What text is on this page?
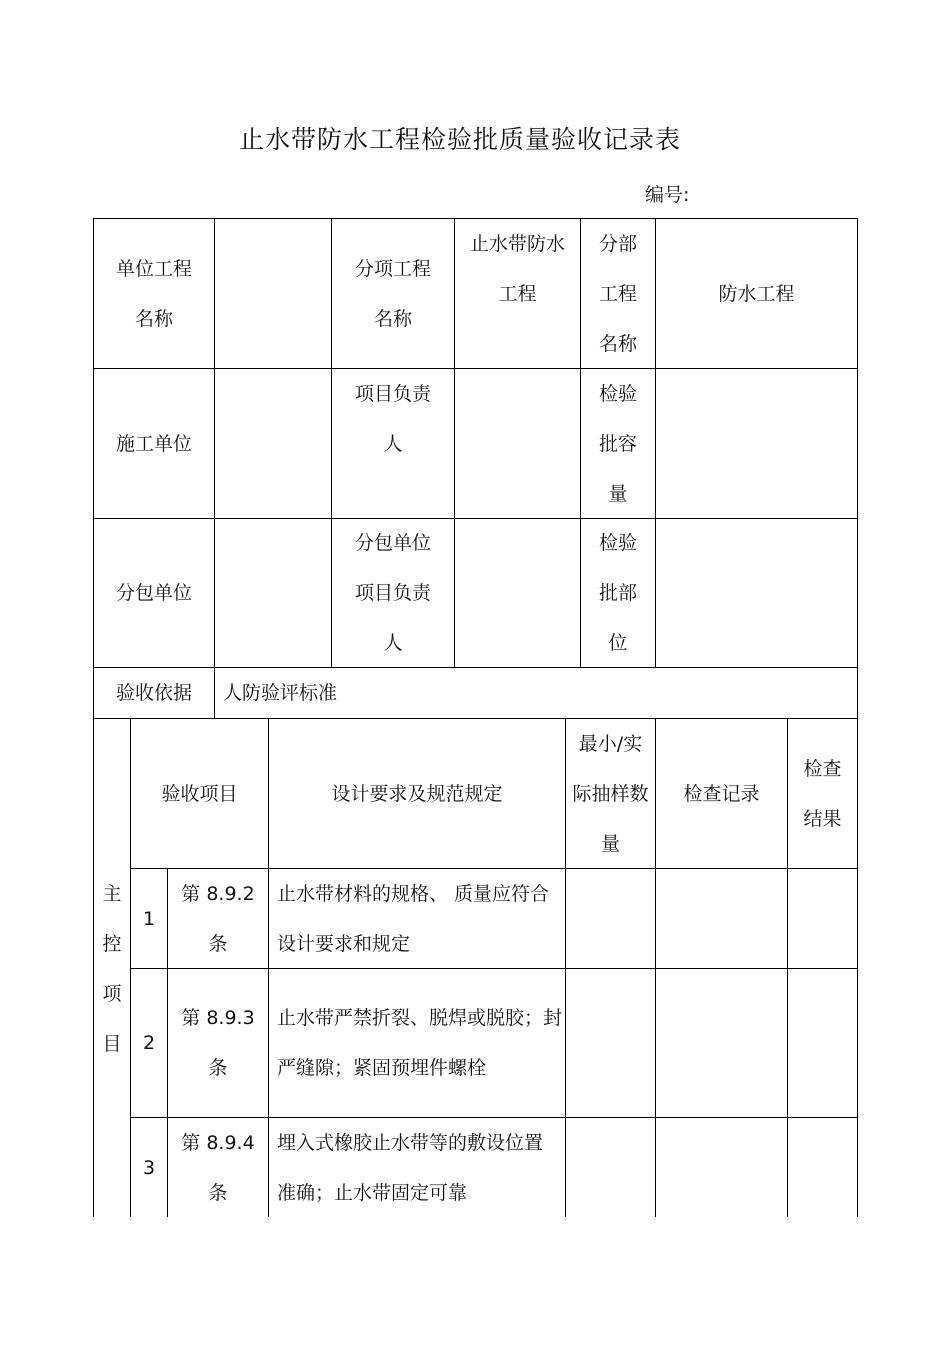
止水带防水工程检验批质量验收记录表
编号:
单位工程名称
分项工程名称
止水带防水工程
分部工程名称
防水工程
施工单位
项目负责人
检验批容量
分包单位
分包单位项目负责人
检验批部位
验收依据 人防验评标准
验收项目	设计要求及规范规定
最小/实际抽样数量
检查记录
检查结果
主控项目
1
第 8.9.2 条
止水带材料的规格、 质量应符合设计要求和规定
2
第 8.9.3 条
止水带严禁折裂、脱焊或脱胶；封严缝隙；紧固预埋件螺栓
3
第 8.9.4 条
埋入式橡胶止水带等的敷设位置准确；止水带固定可靠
+++
* **YOUR OBJECTIVE**
Every record must be copied exactly, with the pictures left out.

* **SOLUTION FOR THIS EXERCISE**
What text is on this page?
止水带防水工程检验批质量验收记录表
编号:
单位工程名称
分项工程名称
止水带防水工程
分部工程名称
防水工程
施工单位
项目负责人
检验批容量
分包单位
分包单位项目负责人
检验批部位
验收依据 人防验评标准
验收项目	设计要求及规范规定
最小/实际抽样数量
检查记录
检查结果
主控项目
1
第 8.9.2 条
止水带材料的规格、 质量应符合设计要求和规定
2
第 8.9.3 条
止水带严禁折裂、脱焊或脱胶；封严缝隙；紧固预埋件螺栓
3
第 8.9.4 条
埋入式橡胶止水带等的敷设位置准确；止水带固定可靠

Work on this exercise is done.